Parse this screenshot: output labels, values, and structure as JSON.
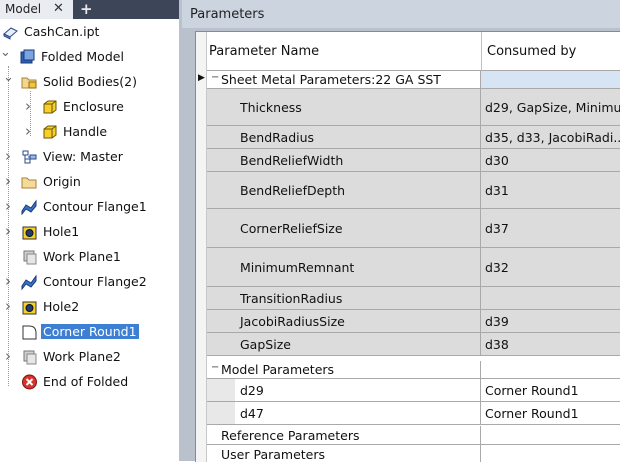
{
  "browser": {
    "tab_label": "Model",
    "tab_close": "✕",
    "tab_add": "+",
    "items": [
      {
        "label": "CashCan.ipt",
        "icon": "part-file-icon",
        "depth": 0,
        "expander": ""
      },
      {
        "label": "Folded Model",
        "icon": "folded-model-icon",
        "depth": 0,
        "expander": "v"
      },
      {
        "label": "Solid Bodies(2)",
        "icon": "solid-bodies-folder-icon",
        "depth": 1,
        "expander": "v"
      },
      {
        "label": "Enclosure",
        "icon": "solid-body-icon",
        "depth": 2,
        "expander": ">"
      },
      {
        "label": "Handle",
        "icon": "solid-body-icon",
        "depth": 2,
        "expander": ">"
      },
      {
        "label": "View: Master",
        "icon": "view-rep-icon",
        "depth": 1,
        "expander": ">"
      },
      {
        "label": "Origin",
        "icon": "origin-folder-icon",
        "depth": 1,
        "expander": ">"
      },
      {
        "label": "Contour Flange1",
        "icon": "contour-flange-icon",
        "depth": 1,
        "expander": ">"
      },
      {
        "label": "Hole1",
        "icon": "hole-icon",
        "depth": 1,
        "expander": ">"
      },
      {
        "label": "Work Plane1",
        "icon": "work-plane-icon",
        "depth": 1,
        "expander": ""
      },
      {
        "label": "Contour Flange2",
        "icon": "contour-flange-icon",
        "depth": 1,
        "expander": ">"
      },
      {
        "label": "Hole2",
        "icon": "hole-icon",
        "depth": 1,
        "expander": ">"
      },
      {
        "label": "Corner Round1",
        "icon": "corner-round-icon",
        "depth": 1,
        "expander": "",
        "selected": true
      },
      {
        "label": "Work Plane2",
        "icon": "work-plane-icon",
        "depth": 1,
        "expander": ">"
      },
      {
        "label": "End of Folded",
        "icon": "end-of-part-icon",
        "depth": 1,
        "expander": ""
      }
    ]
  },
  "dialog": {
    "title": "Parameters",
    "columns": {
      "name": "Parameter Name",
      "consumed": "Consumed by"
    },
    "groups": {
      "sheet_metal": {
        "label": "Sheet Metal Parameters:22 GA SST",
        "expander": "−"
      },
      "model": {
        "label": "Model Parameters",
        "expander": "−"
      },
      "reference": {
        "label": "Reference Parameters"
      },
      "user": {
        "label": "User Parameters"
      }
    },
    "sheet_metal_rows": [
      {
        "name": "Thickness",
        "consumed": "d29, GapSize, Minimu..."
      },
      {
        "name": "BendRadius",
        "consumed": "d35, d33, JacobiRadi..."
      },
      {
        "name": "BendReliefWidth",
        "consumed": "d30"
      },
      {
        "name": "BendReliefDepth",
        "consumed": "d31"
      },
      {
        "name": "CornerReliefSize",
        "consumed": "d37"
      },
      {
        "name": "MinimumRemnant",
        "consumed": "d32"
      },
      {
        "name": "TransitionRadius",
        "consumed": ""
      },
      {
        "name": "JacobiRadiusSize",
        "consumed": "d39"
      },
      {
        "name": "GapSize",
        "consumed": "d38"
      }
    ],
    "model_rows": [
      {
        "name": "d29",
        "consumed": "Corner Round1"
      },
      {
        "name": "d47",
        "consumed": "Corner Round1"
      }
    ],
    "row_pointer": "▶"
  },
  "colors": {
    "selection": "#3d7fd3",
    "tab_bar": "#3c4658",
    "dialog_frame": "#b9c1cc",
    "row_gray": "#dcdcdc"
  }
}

* * * *

INSTRUCTIONS FOR THE TASK
Give the count of lines containing "name", with no added text.

TASK ANSWER
12